» GIVEN RECORDS

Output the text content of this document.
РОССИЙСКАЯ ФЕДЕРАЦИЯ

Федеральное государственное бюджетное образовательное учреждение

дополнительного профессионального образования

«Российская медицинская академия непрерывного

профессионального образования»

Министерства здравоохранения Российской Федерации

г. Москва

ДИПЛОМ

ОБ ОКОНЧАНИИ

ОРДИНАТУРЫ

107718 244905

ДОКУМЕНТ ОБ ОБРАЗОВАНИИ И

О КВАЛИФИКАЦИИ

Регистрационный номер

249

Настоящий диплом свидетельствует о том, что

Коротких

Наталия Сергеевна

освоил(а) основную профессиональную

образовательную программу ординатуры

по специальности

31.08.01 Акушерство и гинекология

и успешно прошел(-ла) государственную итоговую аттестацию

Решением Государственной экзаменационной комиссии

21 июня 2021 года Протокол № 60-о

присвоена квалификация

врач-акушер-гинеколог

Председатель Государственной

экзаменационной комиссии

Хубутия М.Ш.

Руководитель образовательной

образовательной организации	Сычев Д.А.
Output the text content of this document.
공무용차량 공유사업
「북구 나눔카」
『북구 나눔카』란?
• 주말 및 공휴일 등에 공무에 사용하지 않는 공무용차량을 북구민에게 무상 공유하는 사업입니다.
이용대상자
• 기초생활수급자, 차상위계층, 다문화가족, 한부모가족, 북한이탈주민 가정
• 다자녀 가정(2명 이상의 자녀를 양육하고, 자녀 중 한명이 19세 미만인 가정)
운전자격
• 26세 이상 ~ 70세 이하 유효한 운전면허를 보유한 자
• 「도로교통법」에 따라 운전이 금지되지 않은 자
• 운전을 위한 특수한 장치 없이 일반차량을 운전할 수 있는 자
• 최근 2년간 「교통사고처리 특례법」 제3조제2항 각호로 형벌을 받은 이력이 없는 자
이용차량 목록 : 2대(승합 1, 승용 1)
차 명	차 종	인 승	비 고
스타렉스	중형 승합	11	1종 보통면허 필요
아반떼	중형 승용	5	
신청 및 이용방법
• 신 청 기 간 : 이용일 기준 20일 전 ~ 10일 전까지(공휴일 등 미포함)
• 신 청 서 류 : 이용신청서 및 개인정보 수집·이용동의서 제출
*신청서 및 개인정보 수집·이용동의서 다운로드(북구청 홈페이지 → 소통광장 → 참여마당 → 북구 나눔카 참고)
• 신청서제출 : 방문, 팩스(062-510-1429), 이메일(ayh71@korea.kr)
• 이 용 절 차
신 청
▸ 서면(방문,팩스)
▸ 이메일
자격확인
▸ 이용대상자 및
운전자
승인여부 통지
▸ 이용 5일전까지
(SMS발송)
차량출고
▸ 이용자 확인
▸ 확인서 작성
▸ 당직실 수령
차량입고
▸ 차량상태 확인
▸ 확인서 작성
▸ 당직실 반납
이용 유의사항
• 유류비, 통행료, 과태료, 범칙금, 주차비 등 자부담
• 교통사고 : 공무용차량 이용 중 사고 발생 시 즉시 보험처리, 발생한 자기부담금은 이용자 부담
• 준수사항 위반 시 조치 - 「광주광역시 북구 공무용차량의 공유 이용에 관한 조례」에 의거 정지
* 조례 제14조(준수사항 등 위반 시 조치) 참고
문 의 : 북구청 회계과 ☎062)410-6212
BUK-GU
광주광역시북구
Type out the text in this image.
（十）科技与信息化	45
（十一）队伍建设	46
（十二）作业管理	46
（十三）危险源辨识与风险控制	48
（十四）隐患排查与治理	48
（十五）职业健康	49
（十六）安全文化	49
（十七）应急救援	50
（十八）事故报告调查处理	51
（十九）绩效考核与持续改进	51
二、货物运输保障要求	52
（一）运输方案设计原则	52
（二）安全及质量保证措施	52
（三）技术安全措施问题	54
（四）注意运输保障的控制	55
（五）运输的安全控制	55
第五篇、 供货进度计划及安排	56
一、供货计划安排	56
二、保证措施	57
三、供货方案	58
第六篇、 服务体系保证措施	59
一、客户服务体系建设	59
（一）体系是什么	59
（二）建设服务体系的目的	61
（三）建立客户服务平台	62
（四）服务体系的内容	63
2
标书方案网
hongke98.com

» DIRECTION
Look through the material above. Copy each line where the word "профессионального" appears.

» EXERCISE ANSWER
дополнительного профессионального образования
профессионального образования»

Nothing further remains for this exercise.